━━━━━ RECORD EXTRACTS ━━━━━

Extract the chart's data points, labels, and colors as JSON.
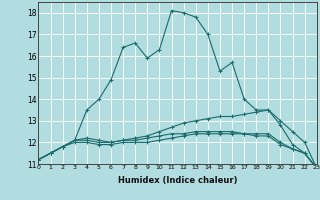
{
  "title": "",
  "xlabel": "Humidex (Indice chaleur)",
  "xlim": [
    0,
    23
  ],
  "ylim": [
    11,
    18.5
  ],
  "yticks": [
    11,
    12,
    13,
    14,
    15,
    16,
    17,
    18
  ],
  "xticks": [
    0,
    1,
    2,
    3,
    4,
    5,
    6,
    7,
    8,
    9,
    10,
    11,
    12,
    13,
    14,
    15,
    16,
    17,
    18,
    19,
    20,
    21,
    22,
    23
  ],
  "bg_color": "#b2dde0",
  "grid_color": "#ffffff",
  "line_color": "#1a6b6b",
  "lines": [
    {
      "x": [
        0,
        1,
        2,
        3,
        4,
        5,
        6,
        7,
        8,
        9,
        10,
        11,
        12,
        13,
        14,
        15,
        16,
        17,
        18,
        19,
        20,
        21,
        22,
        23
      ],
      "y": [
        11.2,
        11.5,
        11.8,
        12.1,
        13.5,
        14.0,
        14.9,
        16.4,
        16.6,
        15.9,
        16.3,
        18.1,
        18.0,
        17.8,
        17.0,
        15.3,
        15.7,
        14.0,
        13.5,
        13.5,
        12.8,
        11.9,
        11.5,
        10.8
      ]
    },
    {
      "x": [
        0,
        1,
        2,
        3,
        4,
        5,
        6,
        7,
        8,
        9,
        10,
        11,
        12,
        13,
        14,
        15,
        16,
        17,
        18,
        19,
        20,
        21,
        22,
        23
      ],
      "y": [
        11.2,
        11.5,
        11.8,
        12.1,
        12.1,
        12.0,
        12.0,
        12.1,
        12.2,
        12.3,
        12.5,
        12.7,
        12.9,
        13.0,
        13.1,
        13.2,
        13.2,
        13.3,
        13.4,
        13.5,
        13.0,
        12.5,
        12.0,
        10.8
      ]
    },
    {
      "x": [
        0,
        1,
        2,
        3,
        4,
        5,
        6,
        7,
        8,
        9,
        10,
        11,
        12,
        13,
        14,
        15,
        16,
        17,
        18,
        19,
        20,
        21,
        22,
        23
      ],
      "y": [
        11.2,
        11.5,
        11.8,
        12.0,
        12.0,
        11.9,
        11.9,
        12.0,
        12.0,
        12.0,
        12.1,
        12.2,
        12.3,
        12.4,
        12.4,
        12.4,
        12.4,
        12.4,
        12.4,
        12.4,
        12.0,
        11.7,
        11.5,
        10.8
      ]
    },
    {
      "x": [
        0,
        1,
        2,
        3,
        4,
        5,
        6,
        7,
        8,
        9,
        10,
        11,
        12,
        13,
        14,
        15,
        16,
        17,
        18,
        19,
        20,
        21,
        22,
        23
      ],
      "y": [
        11.2,
        11.5,
        11.8,
        12.1,
        12.2,
        12.1,
        12.0,
        12.1,
        12.1,
        12.2,
        12.3,
        12.4,
        12.4,
        12.5,
        12.5,
        12.5,
        12.5,
        12.4,
        12.3,
        12.3,
        11.9,
        11.7,
        11.5,
        10.8
      ]
    }
  ]
}
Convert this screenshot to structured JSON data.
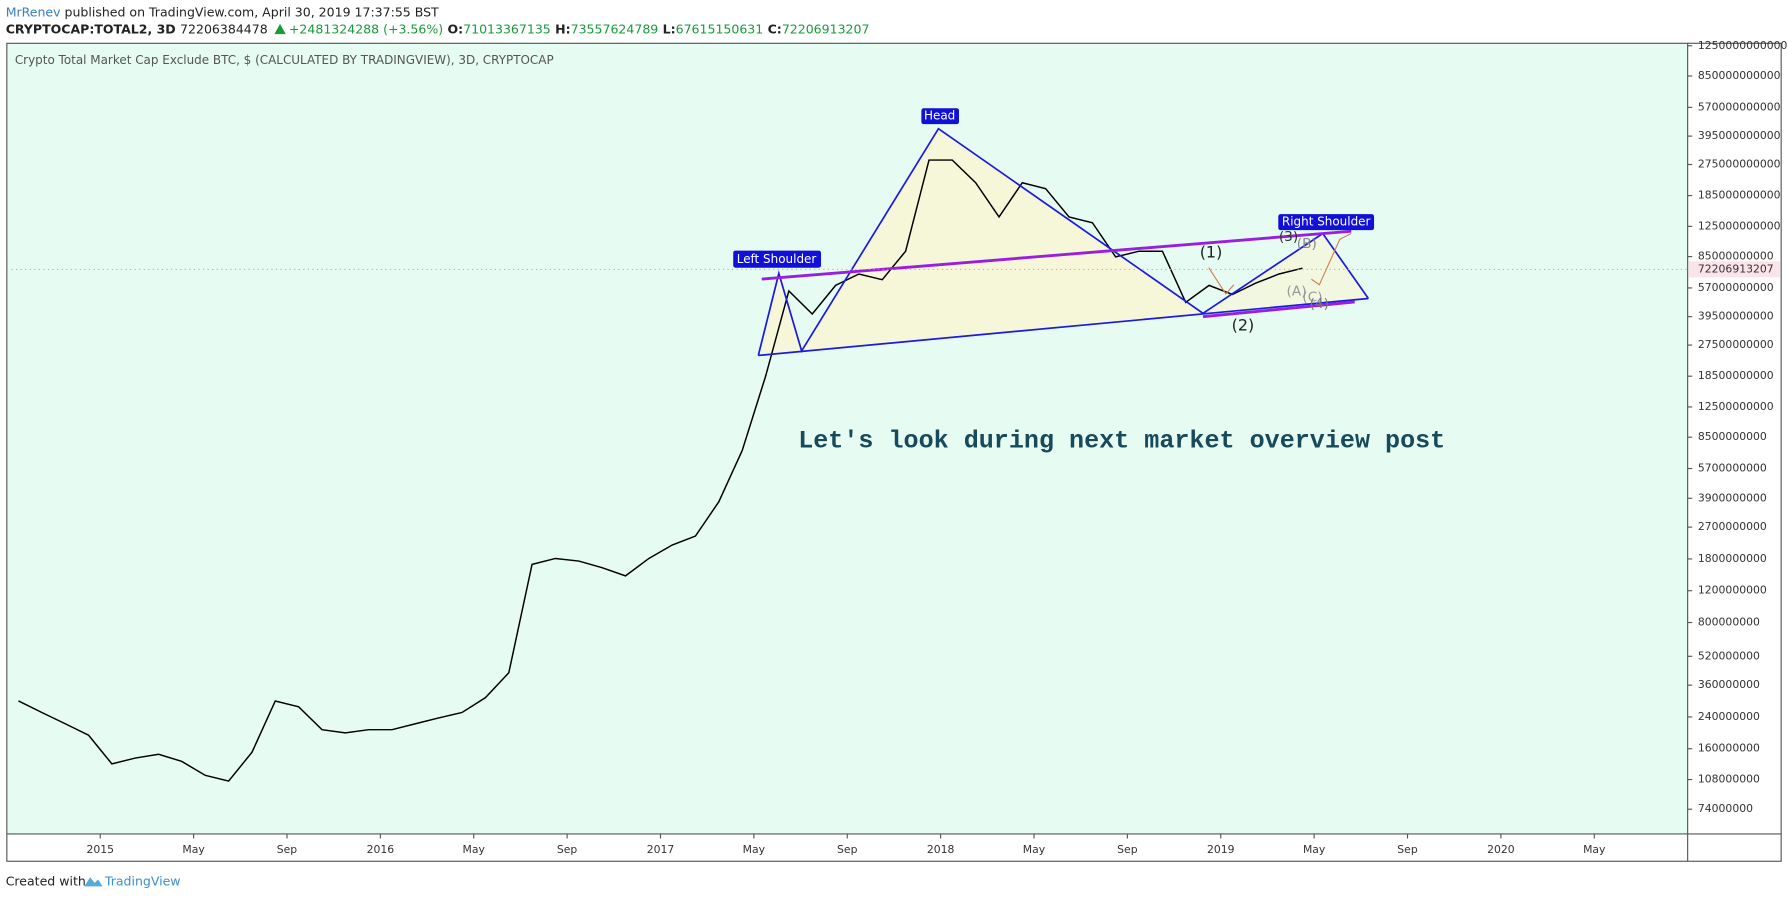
{
  "header": {
    "author": "MrRenev",
    "published": "published on TradingView.com, April 30, 2019 17:37:55 BST",
    "symbol": "CRYPTOCAP:TOTAL2, 3D",
    "last": "72206384478",
    "change": "+2481324288 (+3.56%)",
    "ohlc": [
      {
        "label": "O:",
        "value": "71013367135"
      },
      {
        "label": "H:",
        "value": "73557624789"
      },
      {
        "label": "L:",
        "value": "67615150631"
      },
      {
        "label": "C:",
        "value": "72206913207"
      }
    ]
  },
  "footer": {
    "created": "Created with",
    "brand": "TradingView"
  },
  "chart_data": {
    "type": "line",
    "title": "Crypto Total Market Cap Exclude BTC, $ (CALCULATED BY TRADINGVIEW), 3D, CRYPTOCAP",
    "categories": [
      null,
      null,
      null,
      null,
      "2015",
      null,
      null,
      null,
      "May",
      null,
      null,
      null,
      "Sep",
      null,
      null,
      null,
      "2016",
      null,
      null,
      null,
      "May",
      null,
      null,
      null,
      "Sep",
      null,
      null,
      null,
      "2017",
      null,
      null,
      null,
      "May",
      null,
      null,
      null,
      "Sep",
      null,
      null,
      null,
      "2018",
      null,
      null,
      null,
      "May",
      null,
      null,
      null,
      "Sep",
      null,
      null,
      null,
      "2019",
      null,
      null,
      null,
      "May",
      null,
      null,
      null,
      "Sep",
      null,
      null,
      null,
      "2020",
      null,
      null,
      null,
      "May",
      null,
      null,
      null
    ],
    "values": [
      294000000,
      254000000,
      220000000,
      190000000,
      132000000,
      142000000,
      149000000,
      136000000,
      114000000,
      106000000,
      153000000,
      294000000,
      273000000,
      204000000,
      196000000,
      204000000,
      204000000,
      220000000,
      237000000,
      254000000,
      307000000,
      422000000,
      1680000000,
      1810000000,
      1750000000,
      1610000000,
      1450000000,
      1810000000,
      2150000000,
      2410000000,
      3730000000,
      7180000000,
      18400000000,
      54800000000,
      40900000000,
      58900000000,
      68100000000,
      63300000000,
      91000000000,
      291000000000,
      291000000000,
      218000000000,
      141000000000,
      218000000000,
      202000000000,
      141000000000,
      131000000000,
      84700000000,
      91000000000,
      91000000000,
      47400000000,
      58900000000,
      52400000000,
      60600000000,
      68100000000,
      73300000000,
      null,
      null,
      null,
      null,
      null,
      null,
      null,
      null,
      null,
      null,
      null,
      null,
      null,
      null,
      null,
      null
    ],
    "color": "#000000",
    "log_scale": true,
    "grid": false,
    "ylim": [
      54000000,
      1290000000000
    ],
    "yticks": [
      74000000,
      108000000,
      160000000,
      240000000,
      360000000,
      520000000,
      800000000,
      1200000000,
      1800000000,
      2700000000,
      3900000000,
      5700000000,
      8500000000,
      12500000000,
      18500000000,
      27500000000,
      39500000000,
      57000000000,
      85000000000,
      125000000000,
      185000000000,
      275000000000,
      395000000000,
      570000000000,
      850000000000,
      1250000000000
    ],
    "last_price": 72206913207,
    "pattern_labels": [
      "Left Shoulder",
      "Head",
      "Right Shoulder"
    ],
    "wave_labels": [
      "(1)",
      "(2)",
      "(3)",
      "(B)",
      "(A)",
      "(C)",
      "(4)"
    ],
    "annotation": "Let's look during next market overview post"
  }
}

━━━━━

### TASK TO COMPLETE:
Transcribe each line above verbatim, with the pictures left out.

### PROBLEM SOLUTION:
Extract the chart's data points, labels, and colors as JSON.
{
  "title": "",
  "xlabel": "Humidex (Indice chaleur)",
  "xlim": [
    0,
    23
  ],
  "ylim": [
    11,
    18.5
  ],
  "yticks": [
    11,
    12,
    13,
    14,
    15,
    16,
    17,
    18
  ],
  "xticks": [
    0,
    1,
    2,
    3,
    4,
    5,
    6,
    7,
    8,
    9,
    10,
    11,
    12,
    13,
    14,
    15,
    16,
    17,
    18,
    19,
    20,
    21,
    22,
    23
  ],
  "bg_color": "#b2dde0",
  "grid_color": "#ffffff",
  "line_color": "#1a6b6b",
  "lines": [
    {
      "x": [
        0,
        1,
        2,
        3,
        4,
        5,
        6,
        7,
        8,
        9,
        10,
        11,
        12,
        13,
        14,
        15,
        16,
        17,
        18,
        19,
        20,
        21,
        22,
        23
      ],
      "y": [
        11.2,
        11.5,
        11.8,
        12.1,
        13.5,
        14.0,
        14.9,
        16.4,
        16.6,
        15.9,
        16.3,
        18.1,
        18.0,
        17.8,
        17.0,
        15.3,
        15.7,
        14.0,
        13.5,
        13.5,
        12.8,
        11.9,
        11.5,
        10.8
      ]
    },
    {
      "x": [
        0,
        1,
        2,
        3,
        4,
        5,
        6,
        7,
        8,
        9,
        10,
        11,
        12,
        13,
        14,
        15,
        16,
        17,
        18,
        19,
        20,
        21,
        22,
        23
      ],
      "y": [
        11.2,
        11.5,
        11.8,
        12.1,
        12.1,
        12.0,
        12.0,
        12.1,
        12.2,
        12.3,
        12.5,
        12.7,
        12.9,
        13.0,
        13.1,
        13.2,
        13.2,
        13.3,
        13.4,
        13.5,
        13.0,
        12.5,
        12.0,
        10.8
      ]
    },
    {
      "x": [
        0,
        1,
        2,
        3,
        4,
        5,
        6,
        7,
        8,
        9,
        10,
        11,
        12,
        13,
        14,
        15,
        16,
        17,
        18,
        19,
        20,
        21,
        22,
        23
      ],
      "y": [
        11.2,
        11.5,
        11.8,
        12.0,
        12.0,
        11.9,
        11.9,
        12.0,
        12.0,
        12.0,
        12.1,
        12.2,
        12.3,
        12.4,
        12.4,
        12.4,
        12.4,
        12.4,
        12.4,
        12.4,
        12.0,
        11.7,
        11.5,
        10.8
      ]
    },
    {
      "x": [
        0,
        1,
        2,
        3,
        4,
        5,
        6,
        7,
        8,
        9,
        10,
        11,
        12,
        13,
        14,
        15,
        16,
        17,
        18,
        19,
        20,
        21,
        22,
        23
      ],
      "y": [
        11.2,
        11.5,
        11.8,
        12.1,
        12.2,
        12.1,
        12.0,
        12.1,
        12.1,
        12.2,
        12.3,
        12.4,
        12.4,
        12.5,
        12.5,
        12.5,
        12.5,
        12.4,
        12.3,
        12.3,
        11.9,
        11.7,
        11.5,
        10.8
      ]
    }
  ]
}
Convert this screenshot to structured JSON data.
{
  "header": {
    "author": "MrRenev",
    "published": "published on TradingView.com, April 30, 2019 17:37:55 BST",
    "symbol": "CRYPTOCAP:TOTAL2, 3D",
    "last": "72206384478",
    "change": "+2481324288 (+3.56%)",
    "ohlc": [
      {
        "label": "O:",
        "value": "71013367135"
      },
      {
        "label": "H:",
        "value": "73557624789"
      },
      {
        "label": "L:",
        "value": "67615150631"
      },
      {
        "label": "C:",
        "value": "72206913207"
      }
    ]
  },
  "footer": {
    "created": "Created with",
    "brand": "TradingView"
  },
  "chart_data": {
    "type": "line",
    "title": "Crypto Total Market Cap Exclude BTC, $ (CALCULATED BY TRADINGVIEW), 3D, CRYPTOCAP",
    "categories": [
      null,
      null,
      null,
      null,
      "2015",
      null,
      null,
      null,
      "May",
      null,
      null,
      null,
      "Sep",
      null,
      null,
      null,
      "2016",
      null,
      null,
      null,
      "May",
      null,
      null,
      null,
      "Sep",
      null,
      null,
      null,
      "2017",
      null,
      null,
      null,
      "May",
      null,
      null,
      null,
      "Sep",
      null,
      null,
      null,
      "2018",
      null,
      null,
      null,
      "May",
      null,
      null,
      null,
      "Sep",
      null,
      null,
      null,
      "2019",
      null,
      null,
      null,
      "May",
      null,
      null,
      null,
      "Sep",
      null,
      null,
      null,
      "2020",
      null,
      null,
      null,
      "May",
      null,
      null,
      null
    ],
    "values": [
      294000000,
      254000000,
      220000000,
      190000000,
      132000000,
      142000000,
      149000000,
      136000000,
      114000000,
      106000000,
      153000000,
      294000000,
      273000000,
      204000000,
      196000000,
      204000000,
      204000000,
      220000000,
      237000000,
      254000000,
      307000000,
      422000000,
      1680000000,
      1810000000,
      1750000000,
      1610000000,
      1450000000,
      1810000000,
      2150000000,
      2410000000,
      3730000000,
      7180000000,
      18400000000,
      54800000000,
      40900000000,
      58900000000,
      68100000000,
      63300000000,
      91000000000,
      291000000000,
      291000000000,
      218000000000,
      141000000000,
      218000000000,
      202000000000,
      141000000000,
      131000000000,
      84700000000,
      91000000000,
      91000000000,
      47400000000,
      58900000000,
      52400000000,
      60600000000,
      68100000000,
      73300000000,
      null,
      null,
      null,
      null,
      null,
      null,
      null,
      null,
      null,
      null,
      null,
      null,
      null,
      null,
      null,
      null
    ],
    "color": "#000000",
    "log_scale": true,
    "grid": false,
    "ylim": [
      54000000,
      1290000000000
    ],
    "yticks": [
      74000000,
      108000000,
      160000000,
      240000000,
      360000000,
      520000000,
      800000000,
      1200000000,
      1800000000,
      2700000000,
      3900000000,
      5700000000,
      8500000000,
      12500000000,
      18500000000,
      27500000000,
      39500000000,
      57000000000,
      85000000000,
      125000000000,
      185000000000,
      275000000000,
      395000000000,
      570000000000,
      850000000000,
      1250000000000
    ],
    "last_price": 72206913207,
    "pattern_labels": [
      "Left Shoulder",
      "Head",
      "Right Shoulder"
    ],
    "wave_labels": [
      "(1)",
      "(2)",
      "(3)",
      "(B)",
      "(A)",
      "(C)",
      "(4)"
    ],
    "annotation": "Let's look during next market overview post"
  }
}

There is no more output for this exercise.